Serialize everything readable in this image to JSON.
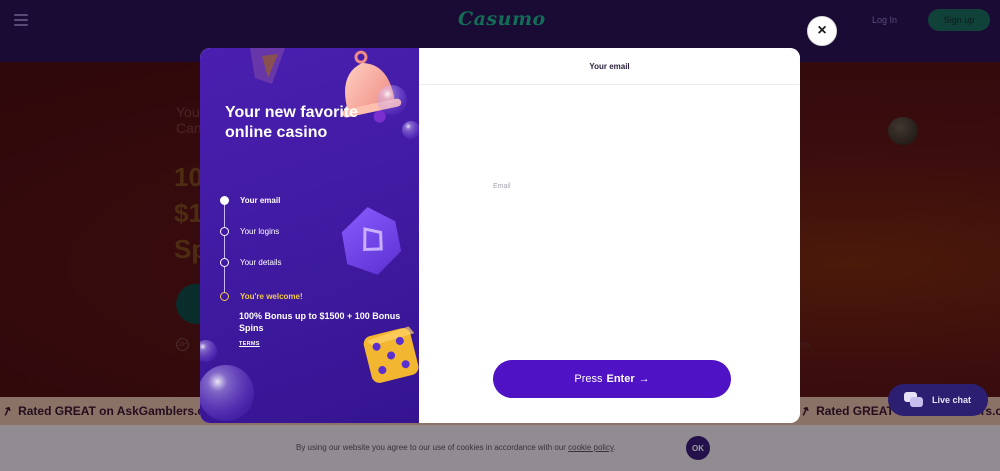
{
  "header": {
    "brand": "Casumo",
    "login_label": "Log In",
    "signup_label": "Sign up"
  },
  "hero": {
    "line1": "You",
    "line2": "Can",
    "big1": "10",
    "big2": "$1",
    "big3": "Sp",
    "age_badge": "19+",
    "terms_fragment": "ms"
  },
  "ticker": {
    "items": [
      "Rated GREAT on AskGamblers.com",
      "Rated GREAT on AskGamblers.com"
    ]
  },
  "live_chat": {
    "label": "Live chat"
  },
  "cookie": {
    "text": "By using our website you agree to our use of cookies in accordance with our ",
    "link": "cookie policy",
    "ok": "OK"
  },
  "modal": {
    "title": "Your new favorite online casino",
    "steps": [
      {
        "label": "Your email",
        "state": "active"
      },
      {
        "label": "Your logins",
        "state": "pending"
      },
      {
        "label": "Your details",
        "state": "pending"
      },
      {
        "label": "You're welcome!",
        "state": "final"
      }
    ],
    "bonus_text": "100% Bonus up to $1500 + 100 Bonus Spins",
    "terms_label": "TERMS",
    "header": "Your email",
    "email_label": "Email",
    "email_value": "                            ",
    "button_prefix": "Press",
    "button_key": "Enter",
    "button_arrow": "→",
    "close_icon": "×"
  },
  "colors": {
    "accent_purple": "#4f12c4",
    "panel_purple": "#3f1aa0",
    "gold": "#f2c94c",
    "brand_green": "#1fae8c"
  }
}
------------------------------------------------------------------------
Repeat each entry precisely as it appears. Leave the pictures out.

WRITTEN RESPONSE |
Serialize everything readable in this image to JSON.
{
  "header": {
    "brand": "Casumo",
    "login_label": "Log In",
    "signup_label": "Sign up"
  },
  "hero": {
    "line1": "You",
    "line2": "Can",
    "big1": "10",
    "big2": "$1",
    "big3": "Sp",
    "age_badge": "19+",
    "terms_fragment": "ms"
  },
  "ticker": {
    "items": [
      "Rated GREAT on AskGamblers.com",
      "Rated GREAT on AskGamblers.com"
    ]
  },
  "live_chat": {
    "label": "Live chat"
  },
  "cookie": {
    "text": "By using our website you agree to our use of cookies in accordance with our ",
    "link": "cookie policy",
    "ok": "OK"
  },
  "modal": {
    "title": "Your new favorite online casino",
    "steps": [
      {
        "label": "Your email",
        "state": "active"
      },
      {
        "label": "Your logins",
        "state": "pending"
      },
      {
        "label": "Your details",
        "state": "pending"
      },
      {
        "label": "You're welcome!",
        "state": "final"
      }
    ],
    "bonus_text": "100% Bonus up to $1500 + 100 Bonus Spins",
    "terms_label": "TERMS",
    "header": "Your email",
    "email_label": "Email",
    "email_value": "                            ",
    "button_prefix": "Press",
    "button_key": "Enter",
    "button_arrow": "→",
    "close_icon": "×"
  },
  "colors": {
    "accent_purple": "#4f12c4",
    "panel_purple": "#3f1aa0",
    "gold": "#f2c94c",
    "brand_green": "#1fae8c"
  }
}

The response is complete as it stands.